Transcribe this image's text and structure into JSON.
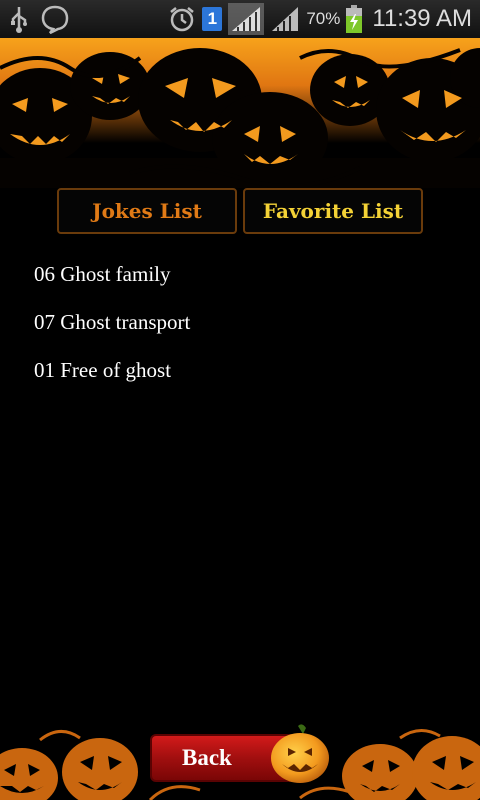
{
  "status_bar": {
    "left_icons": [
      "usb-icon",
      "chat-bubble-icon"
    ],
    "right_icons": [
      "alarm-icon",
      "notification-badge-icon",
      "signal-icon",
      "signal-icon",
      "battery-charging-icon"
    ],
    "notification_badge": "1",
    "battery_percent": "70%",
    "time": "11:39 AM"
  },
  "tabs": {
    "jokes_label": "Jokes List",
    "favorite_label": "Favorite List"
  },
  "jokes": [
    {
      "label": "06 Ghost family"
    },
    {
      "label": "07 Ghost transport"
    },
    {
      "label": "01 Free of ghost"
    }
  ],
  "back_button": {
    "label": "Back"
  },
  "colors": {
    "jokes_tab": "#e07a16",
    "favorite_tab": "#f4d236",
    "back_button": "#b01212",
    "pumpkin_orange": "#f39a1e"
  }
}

## DIRECTIVE
Reproduce each line exactly, please, except for any pictures.

## ANSWER
Transcribe this image's text and structure into JSON.
{
  "status_bar": {
    "left_icons": [
      "usb-icon",
      "chat-bubble-icon"
    ],
    "right_icons": [
      "alarm-icon",
      "notification-badge-icon",
      "signal-icon",
      "signal-icon",
      "battery-charging-icon"
    ],
    "notification_badge": "1",
    "battery_percent": "70%",
    "time": "11:39 AM"
  },
  "tabs": {
    "jokes_label": "Jokes List",
    "favorite_label": "Favorite List"
  },
  "jokes": [
    {
      "label": "06 Ghost family"
    },
    {
      "label": "07 Ghost transport"
    },
    {
      "label": "01 Free of ghost"
    }
  ],
  "back_button": {
    "label": "Back"
  },
  "colors": {
    "jokes_tab": "#e07a16",
    "favorite_tab": "#f4d236",
    "back_button": "#b01212",
    "pumpkin_orange": "#f39a1e"
  }
}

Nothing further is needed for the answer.